▶ [Document text]:
*** Block opens ***
To anchor our map to the previously described medaka linkage map by
Wada et al. (1995), a total of 72 markers [65 markers of these were
newly obtained markers in this study (Fig. 2, indicated in white boxes)
and the other 7 were derived from Wada's markers (Fig. 2, indicated in
shaded boxes)] were subjected to linkage analysis. As a result, 68 markers could be placed on both maps and thereby 20 of 26 linkage
groups of our map could be anchored successfully to 18 linkage groups
of Wada's map. LGs IX and XVI, the two separated linkage groups on our
map were found to be represented by one linkage group on Wada's map
(Fig. 2). Concerning LGs a-f, the anchoring markers on our map did not
link to any other markers on Wada's map. Hence, these linkage groups
could not be anchored in this study. The orders of the anchoring
markers on Wada's map are identical with those on our map.
It is of great importance to compare between the physical and genetic
distances, especially when attempting positional cloning of a mutant
locus such as Da. The genetic length of the medaka genome was
first estimated. Taking the distance from end markers to telomeres (250 cM; 2 telomeres × 5.2 cM × 24 chromosomes), 17 unlinked
markers and 2 gaps [452 cM; (17 + 2) × 23.8 cM, maximum distance with lod score = 3 and 42 meioses] into consideration, the
minimum genetic distance of the medaka genome based on female meioses
was calculated at 1306 cM (604 + 250 + 452). However this value was
probably underestimated because of insufficient markers to cover the
whole genome. Hulbert et al. (1988) proposed the method-of-moments type
estimator to estimate the genetic length from partial linkage data.
Applying this method, the total map distance was calculated to be 1776 cM. According to this estimation, the marker set used in this study
covers ~74% of the entire genome and the average physical
equivalent of 1 cM would correspond to 450 kb given that the entire
genome size of the medaka is 800 Mb per haploid, as calculated from the
data on the DNA content of the medaka genome by Uwa and Iwata (1981).
*** Block closes ***
▶ [Input data]:
*** Block opens ***
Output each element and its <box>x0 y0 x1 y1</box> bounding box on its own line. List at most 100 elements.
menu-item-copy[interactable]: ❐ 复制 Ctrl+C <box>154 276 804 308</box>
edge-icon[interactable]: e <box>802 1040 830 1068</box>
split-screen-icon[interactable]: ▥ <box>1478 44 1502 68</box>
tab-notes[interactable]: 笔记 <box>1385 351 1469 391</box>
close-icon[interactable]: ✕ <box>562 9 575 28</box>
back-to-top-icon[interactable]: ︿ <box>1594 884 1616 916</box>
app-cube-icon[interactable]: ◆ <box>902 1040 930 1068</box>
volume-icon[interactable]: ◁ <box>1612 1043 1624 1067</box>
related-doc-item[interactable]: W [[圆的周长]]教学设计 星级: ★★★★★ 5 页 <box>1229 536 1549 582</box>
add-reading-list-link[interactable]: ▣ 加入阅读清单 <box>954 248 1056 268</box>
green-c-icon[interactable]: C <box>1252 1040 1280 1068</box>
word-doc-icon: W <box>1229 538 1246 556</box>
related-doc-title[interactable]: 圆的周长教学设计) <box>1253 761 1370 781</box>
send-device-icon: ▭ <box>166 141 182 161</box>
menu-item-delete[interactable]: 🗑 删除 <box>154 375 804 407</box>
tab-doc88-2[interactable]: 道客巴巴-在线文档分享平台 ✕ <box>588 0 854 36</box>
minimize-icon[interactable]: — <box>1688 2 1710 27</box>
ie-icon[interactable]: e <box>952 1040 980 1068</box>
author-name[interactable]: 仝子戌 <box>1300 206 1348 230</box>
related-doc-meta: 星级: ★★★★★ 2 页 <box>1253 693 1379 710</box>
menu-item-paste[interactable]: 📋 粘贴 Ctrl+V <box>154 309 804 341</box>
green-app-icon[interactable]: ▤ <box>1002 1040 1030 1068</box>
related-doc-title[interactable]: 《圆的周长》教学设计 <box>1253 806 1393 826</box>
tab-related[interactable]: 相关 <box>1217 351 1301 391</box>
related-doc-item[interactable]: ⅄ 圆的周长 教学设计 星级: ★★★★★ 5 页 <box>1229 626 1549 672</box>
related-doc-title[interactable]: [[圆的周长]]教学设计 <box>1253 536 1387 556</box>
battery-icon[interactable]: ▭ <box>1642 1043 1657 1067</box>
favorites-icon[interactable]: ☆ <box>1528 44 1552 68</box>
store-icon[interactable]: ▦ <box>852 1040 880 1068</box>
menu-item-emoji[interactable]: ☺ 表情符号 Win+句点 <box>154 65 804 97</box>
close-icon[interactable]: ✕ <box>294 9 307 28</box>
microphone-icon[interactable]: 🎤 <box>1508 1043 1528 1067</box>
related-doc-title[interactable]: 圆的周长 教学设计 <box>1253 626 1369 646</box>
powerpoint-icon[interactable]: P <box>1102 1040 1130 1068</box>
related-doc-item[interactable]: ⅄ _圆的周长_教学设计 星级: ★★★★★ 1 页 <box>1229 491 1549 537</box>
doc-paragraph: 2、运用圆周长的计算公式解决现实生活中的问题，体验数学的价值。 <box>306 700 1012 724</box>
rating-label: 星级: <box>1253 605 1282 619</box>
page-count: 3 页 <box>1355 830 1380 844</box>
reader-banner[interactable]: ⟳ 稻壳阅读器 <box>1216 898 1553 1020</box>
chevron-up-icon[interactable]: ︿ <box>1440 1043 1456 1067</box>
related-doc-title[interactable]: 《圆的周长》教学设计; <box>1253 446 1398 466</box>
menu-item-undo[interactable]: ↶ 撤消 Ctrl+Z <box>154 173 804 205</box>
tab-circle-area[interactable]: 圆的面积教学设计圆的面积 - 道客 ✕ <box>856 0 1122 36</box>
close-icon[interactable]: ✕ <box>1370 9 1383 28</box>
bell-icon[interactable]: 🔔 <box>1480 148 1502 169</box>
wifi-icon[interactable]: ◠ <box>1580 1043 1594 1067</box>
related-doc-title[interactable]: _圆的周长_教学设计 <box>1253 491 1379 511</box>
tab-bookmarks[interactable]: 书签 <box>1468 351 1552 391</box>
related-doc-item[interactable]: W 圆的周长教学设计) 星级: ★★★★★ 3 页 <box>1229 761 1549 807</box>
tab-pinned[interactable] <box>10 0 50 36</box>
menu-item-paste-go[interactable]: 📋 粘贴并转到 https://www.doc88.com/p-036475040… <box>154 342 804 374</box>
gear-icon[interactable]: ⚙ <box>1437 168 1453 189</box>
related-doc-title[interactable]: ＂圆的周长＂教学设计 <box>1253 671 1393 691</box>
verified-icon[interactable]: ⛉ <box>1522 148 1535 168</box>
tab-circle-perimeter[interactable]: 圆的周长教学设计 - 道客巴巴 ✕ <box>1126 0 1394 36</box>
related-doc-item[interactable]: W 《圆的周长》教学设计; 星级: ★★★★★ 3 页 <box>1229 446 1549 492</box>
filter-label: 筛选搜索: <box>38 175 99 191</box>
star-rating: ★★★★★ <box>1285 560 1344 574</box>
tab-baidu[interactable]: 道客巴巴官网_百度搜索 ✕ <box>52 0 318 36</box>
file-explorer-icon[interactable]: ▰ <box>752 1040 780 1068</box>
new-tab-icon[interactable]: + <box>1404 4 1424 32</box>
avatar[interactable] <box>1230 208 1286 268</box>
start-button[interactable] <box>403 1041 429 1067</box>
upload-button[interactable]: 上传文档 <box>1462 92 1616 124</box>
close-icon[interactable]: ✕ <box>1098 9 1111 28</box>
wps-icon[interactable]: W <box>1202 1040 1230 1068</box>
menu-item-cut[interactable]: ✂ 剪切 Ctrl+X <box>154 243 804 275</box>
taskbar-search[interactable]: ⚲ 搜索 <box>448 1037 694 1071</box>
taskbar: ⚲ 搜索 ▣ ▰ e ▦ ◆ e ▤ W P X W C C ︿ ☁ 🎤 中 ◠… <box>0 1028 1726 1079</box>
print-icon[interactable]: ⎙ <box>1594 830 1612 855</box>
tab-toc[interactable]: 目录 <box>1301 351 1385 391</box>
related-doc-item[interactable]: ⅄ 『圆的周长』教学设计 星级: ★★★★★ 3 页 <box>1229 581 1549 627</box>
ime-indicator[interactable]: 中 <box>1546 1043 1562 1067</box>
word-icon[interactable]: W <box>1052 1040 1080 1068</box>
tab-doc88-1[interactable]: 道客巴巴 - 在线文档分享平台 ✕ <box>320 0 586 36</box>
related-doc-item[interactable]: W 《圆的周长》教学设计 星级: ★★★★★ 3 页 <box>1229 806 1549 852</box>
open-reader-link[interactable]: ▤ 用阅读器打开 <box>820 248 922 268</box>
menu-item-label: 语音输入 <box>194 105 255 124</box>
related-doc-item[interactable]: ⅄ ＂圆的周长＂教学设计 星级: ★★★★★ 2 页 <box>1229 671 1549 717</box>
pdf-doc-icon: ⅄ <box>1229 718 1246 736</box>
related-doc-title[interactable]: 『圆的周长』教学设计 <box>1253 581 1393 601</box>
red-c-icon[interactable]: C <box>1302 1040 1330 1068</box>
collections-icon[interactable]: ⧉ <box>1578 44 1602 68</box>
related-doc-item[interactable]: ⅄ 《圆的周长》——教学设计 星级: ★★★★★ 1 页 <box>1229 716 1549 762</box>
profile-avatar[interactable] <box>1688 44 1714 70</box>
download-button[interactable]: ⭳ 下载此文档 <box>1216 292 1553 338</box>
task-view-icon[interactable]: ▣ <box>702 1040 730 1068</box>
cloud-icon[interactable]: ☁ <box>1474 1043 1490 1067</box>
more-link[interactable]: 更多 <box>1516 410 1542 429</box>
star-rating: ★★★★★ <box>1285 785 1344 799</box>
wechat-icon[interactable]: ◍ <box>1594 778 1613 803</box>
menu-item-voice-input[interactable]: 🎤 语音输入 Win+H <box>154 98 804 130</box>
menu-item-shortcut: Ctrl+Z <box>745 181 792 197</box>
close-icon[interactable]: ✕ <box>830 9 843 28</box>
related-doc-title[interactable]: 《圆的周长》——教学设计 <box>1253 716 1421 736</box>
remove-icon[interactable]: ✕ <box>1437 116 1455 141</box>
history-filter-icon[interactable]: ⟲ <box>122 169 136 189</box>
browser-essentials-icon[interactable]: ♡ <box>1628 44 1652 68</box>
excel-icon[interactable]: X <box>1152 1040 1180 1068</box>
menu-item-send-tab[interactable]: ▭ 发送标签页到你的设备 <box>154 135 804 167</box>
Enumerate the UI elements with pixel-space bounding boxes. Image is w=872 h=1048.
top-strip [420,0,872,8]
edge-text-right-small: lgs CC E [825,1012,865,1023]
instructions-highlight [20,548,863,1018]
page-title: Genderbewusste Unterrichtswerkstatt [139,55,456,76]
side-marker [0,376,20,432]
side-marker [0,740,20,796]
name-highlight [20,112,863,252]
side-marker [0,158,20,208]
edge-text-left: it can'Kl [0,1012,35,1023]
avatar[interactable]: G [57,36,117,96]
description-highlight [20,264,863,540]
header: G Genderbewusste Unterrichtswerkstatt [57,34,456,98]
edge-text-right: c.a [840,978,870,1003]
*** Block closes ***
▶ [Task list]:
a – Reproduce the passage on the medaka linkage map from "It is of great" up to and including "partial linkage data.".
b – Using the passage on the medaka linkage map, state whether each statement agrees with it, answering yes or no and quoting the words that decide it: (i) A total of 72 markers were subjected to linkage analysis. (ii) Linkage groups a–f were anchored to Wada's map. (iii) The orders of the anchoring markers differ between Wada's map and the authors' map.

▶ [Answers to the exercise]:
a –
It is of great importance to compare between the physical and genetic
distances, especially when attempting positional cloning of a mutant
locus such as Da. The genetic length of the medaka genome was
first estimated. Taking the distance from end markers to telomeres (250 cM; 2 telomeres × 5.2 cM × 24 chromosomes), 17 unlinked
markers and 2 gaps [452 cM; (17 + 2) × 23.8 cM, maximum distance with lod score = 3 and 42 meioses] into consideration, the
minimum genetic distance of the medaka genome based on female meioses
was calculated at 1306 cM (604 + 250 + 452). However this value was
probably underestimated because of insufficient markers to cover the
whole genome. Hulbert et al. (1988) proposed the method-of-moments type
estimator to estimate the genetic length from partial linkage data.

b –
(i) Yes: "a total of 72 markers"
(ii) No: "these linkage groups could not be anchored in this study"
(iii) No: "The orders of the anchoring markers on Wada's map are identical with those on our map."